— WHAT YOU WILL DO —
Starting at the line that contains "List all visible" and ending with the line that contains "cell-lp: 19. xyxy=(101,1082,144,1130)", write these lines out again, switching every "Bez zawodu" to "Brak zawodu" and leaving everything else unchanged. Omit the pictures.

— TASK MATERIAL —
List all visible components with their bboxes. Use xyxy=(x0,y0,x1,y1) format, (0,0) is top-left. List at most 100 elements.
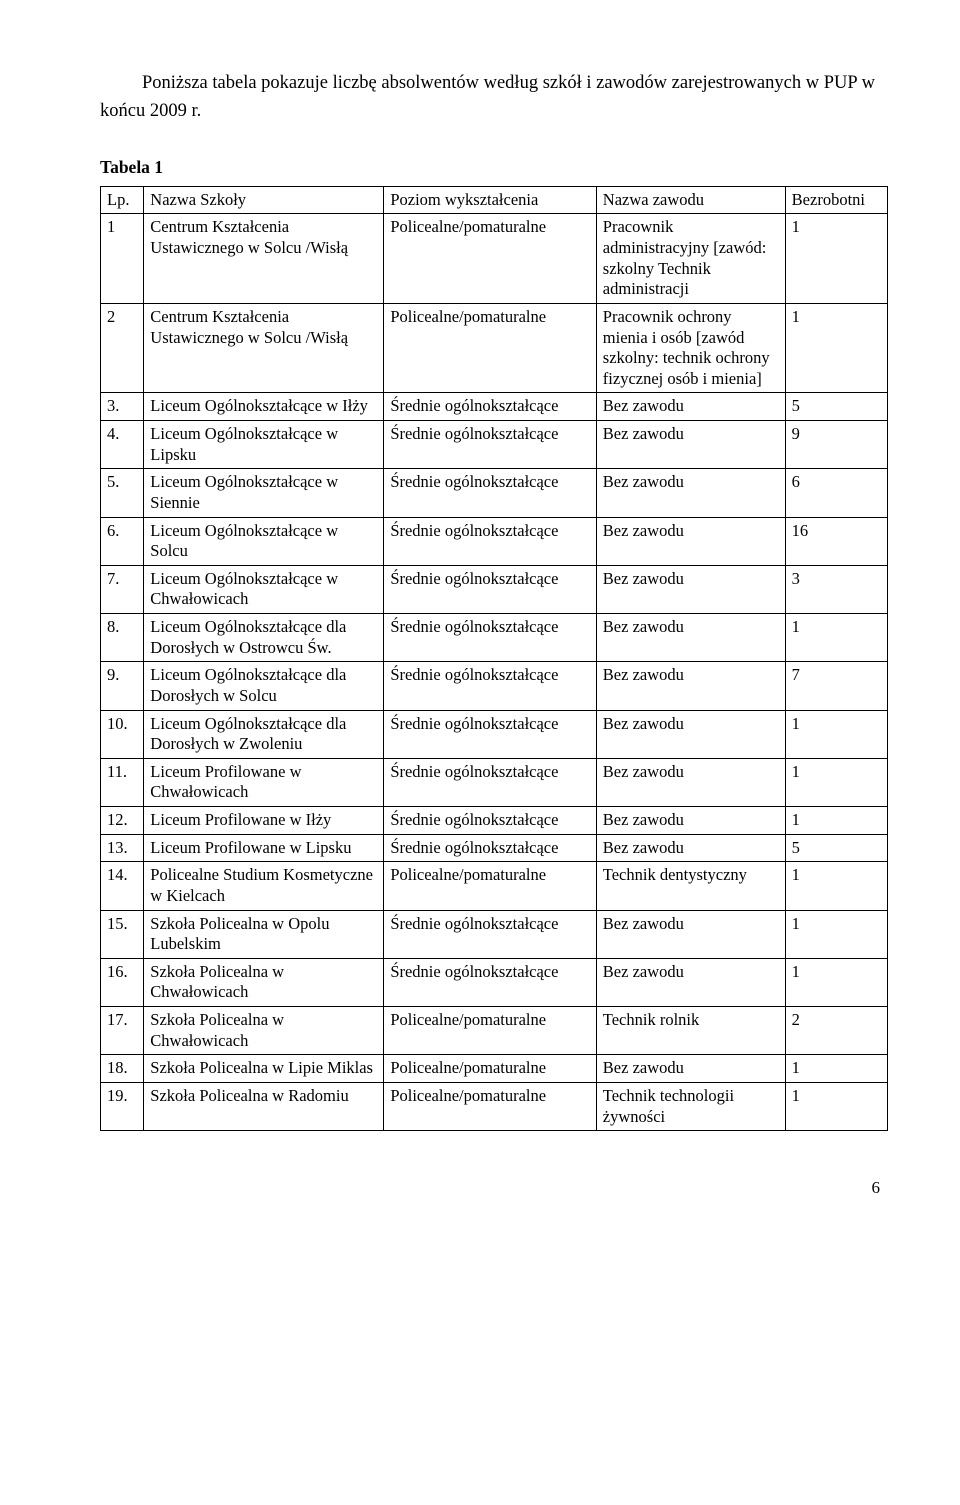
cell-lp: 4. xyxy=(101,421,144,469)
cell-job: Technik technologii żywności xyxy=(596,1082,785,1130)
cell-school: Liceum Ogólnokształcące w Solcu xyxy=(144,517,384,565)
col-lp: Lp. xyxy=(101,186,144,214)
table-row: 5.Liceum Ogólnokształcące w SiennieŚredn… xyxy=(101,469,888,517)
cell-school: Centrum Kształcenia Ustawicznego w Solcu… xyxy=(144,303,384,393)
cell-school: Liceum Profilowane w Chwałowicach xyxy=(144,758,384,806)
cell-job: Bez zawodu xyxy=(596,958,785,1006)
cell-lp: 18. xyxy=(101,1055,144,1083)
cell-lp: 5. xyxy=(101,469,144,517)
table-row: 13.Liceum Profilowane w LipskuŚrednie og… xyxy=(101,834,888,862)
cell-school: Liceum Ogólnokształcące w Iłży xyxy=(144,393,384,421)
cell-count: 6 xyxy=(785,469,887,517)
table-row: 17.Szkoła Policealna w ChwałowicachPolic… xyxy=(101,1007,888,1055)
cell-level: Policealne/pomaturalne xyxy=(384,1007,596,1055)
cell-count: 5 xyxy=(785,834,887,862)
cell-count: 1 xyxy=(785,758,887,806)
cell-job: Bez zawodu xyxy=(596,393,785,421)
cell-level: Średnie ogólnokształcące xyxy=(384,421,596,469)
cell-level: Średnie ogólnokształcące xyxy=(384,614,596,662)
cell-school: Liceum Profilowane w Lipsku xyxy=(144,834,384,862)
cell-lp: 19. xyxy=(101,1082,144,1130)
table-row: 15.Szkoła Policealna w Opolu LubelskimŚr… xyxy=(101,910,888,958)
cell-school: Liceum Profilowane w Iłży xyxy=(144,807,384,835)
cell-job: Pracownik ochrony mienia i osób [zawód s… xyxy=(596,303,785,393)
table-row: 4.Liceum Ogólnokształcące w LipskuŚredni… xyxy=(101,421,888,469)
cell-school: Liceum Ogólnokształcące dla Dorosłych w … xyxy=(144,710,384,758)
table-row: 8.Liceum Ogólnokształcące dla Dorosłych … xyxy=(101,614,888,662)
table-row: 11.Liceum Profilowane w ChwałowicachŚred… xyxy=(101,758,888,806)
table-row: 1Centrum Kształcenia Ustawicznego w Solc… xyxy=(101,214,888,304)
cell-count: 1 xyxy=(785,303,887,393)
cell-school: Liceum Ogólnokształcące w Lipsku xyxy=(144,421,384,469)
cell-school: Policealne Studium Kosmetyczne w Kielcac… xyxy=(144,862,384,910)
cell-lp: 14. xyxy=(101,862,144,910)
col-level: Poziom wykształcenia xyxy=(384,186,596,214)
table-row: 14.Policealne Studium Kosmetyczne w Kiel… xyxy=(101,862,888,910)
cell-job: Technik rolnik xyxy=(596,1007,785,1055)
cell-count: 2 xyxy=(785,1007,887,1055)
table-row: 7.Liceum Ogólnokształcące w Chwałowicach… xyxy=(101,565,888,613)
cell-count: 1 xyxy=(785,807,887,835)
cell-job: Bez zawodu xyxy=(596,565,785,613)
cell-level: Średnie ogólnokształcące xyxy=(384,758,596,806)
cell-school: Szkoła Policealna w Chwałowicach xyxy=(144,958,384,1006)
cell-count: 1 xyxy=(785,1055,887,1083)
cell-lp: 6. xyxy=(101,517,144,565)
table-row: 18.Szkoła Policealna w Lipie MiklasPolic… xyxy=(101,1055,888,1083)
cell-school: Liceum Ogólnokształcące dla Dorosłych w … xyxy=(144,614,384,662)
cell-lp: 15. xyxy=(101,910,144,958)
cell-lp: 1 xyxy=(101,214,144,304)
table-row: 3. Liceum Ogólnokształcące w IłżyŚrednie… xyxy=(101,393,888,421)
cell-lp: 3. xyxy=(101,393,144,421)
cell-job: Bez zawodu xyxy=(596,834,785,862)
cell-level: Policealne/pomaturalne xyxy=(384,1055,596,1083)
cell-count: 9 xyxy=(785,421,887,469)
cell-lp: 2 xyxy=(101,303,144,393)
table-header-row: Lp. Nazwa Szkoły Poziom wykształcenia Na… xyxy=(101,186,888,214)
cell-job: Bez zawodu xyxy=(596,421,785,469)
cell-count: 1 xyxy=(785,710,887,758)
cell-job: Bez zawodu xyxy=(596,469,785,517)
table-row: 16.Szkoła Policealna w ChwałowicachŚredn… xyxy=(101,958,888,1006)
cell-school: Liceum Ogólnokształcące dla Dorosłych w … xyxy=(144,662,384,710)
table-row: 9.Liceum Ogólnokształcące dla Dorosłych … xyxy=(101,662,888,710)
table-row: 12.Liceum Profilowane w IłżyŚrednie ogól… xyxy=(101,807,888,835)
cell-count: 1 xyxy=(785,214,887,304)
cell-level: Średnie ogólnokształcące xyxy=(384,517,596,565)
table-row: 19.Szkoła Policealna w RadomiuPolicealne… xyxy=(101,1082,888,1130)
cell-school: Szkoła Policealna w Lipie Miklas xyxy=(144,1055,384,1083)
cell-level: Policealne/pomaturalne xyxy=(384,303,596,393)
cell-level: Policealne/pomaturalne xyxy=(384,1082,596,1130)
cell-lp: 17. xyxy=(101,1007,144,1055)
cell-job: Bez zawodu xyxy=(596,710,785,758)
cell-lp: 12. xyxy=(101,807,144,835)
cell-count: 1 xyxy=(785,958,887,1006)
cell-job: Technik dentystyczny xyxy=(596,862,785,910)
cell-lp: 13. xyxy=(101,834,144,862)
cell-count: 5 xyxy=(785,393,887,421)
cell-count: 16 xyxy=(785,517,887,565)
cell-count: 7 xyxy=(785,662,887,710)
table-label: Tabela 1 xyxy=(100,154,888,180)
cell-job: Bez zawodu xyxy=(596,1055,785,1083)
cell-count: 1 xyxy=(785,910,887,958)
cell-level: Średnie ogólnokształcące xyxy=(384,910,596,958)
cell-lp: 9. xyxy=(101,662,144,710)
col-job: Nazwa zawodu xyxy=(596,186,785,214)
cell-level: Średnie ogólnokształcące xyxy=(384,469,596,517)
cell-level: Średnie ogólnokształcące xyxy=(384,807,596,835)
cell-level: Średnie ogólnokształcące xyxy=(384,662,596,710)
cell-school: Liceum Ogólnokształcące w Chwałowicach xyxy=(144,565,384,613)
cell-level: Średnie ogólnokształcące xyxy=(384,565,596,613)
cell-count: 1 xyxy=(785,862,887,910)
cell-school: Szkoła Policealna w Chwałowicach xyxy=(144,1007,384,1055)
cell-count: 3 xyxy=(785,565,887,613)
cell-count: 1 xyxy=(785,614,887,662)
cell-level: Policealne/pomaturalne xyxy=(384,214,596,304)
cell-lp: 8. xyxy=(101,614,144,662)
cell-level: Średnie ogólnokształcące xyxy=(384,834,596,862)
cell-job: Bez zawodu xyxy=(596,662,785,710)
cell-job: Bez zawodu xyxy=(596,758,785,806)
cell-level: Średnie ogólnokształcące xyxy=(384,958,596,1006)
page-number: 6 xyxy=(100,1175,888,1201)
* * *
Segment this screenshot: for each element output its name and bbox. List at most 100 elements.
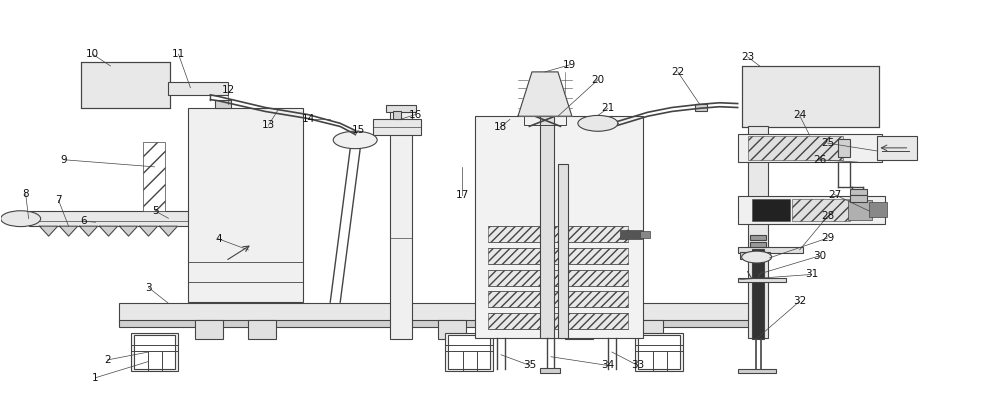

— EXERCISE OUTPUT —
List all visible components with their bboxes. Use xyxy=(x0,y0,x1,y1) format, (0,0) is top-left. List at most 100 elements.
cell-lp: 4. xyxy=(101,421,144,469)
cell-job: Technik technologii żywności xyxy=(596,1082,785,1130)
cell-school: Liceum Ogólnokształcące w Solcu xyxy=(144,517,384,565)
col-lp: Lp. xyxy=(101,186,144,214)
table-row: 5.Liceum Ogólnokształcące w SiennieŚredn… xyxy=(101,469,888,517)
cell-school: Centrum Kształcenia Ustawicznego w Solcu… xyxy=(144,303,384,393)
cell-school: Liceum Profilowane w Chwałowicach xyxy=(144,758,384,806)
cell-job: Brak zawodu xyxy=(596,958,785,1006)
cell-lp: 18. xyxy=(101,1055,144,1083)
cell-lp: 5. xyxy=(101,469,144,517)
table-row: 13.Liceum Profilowane w LipskuŚrednie og… xyxy=(101,834,888,862)
cell-school: Liceum Ogólnokształcące w Iłży xyxy=(144,393,384,421)
cell-count: 6 xyxy=(785,469,887,517)
table-row: 17.Szkoła Policealna w ChwałowicachPolic… xyxy=(101,1007,888,1055)
cell-level: Policealne/pomaturalne xyxy=(384,1007,596,1055)
cell-count: 5 xyxy=(785,834,887,862)
cell-count: 1 xyxy=(785,758,887,806)
cell-job: Brak zawodu xyxy=(596,393,785,421)
cell-level: Średnie ogólnokształcące xyxy=(384,421,596,469)
cell-level: Średnie ogólnokształcące xyxy=(384,614,596,662)
cell-school: Liceum Profilowane w Lipsku xyxy=(144,834,384,862)
cell-lp: 19. xyxy=(101,1082,144,1130)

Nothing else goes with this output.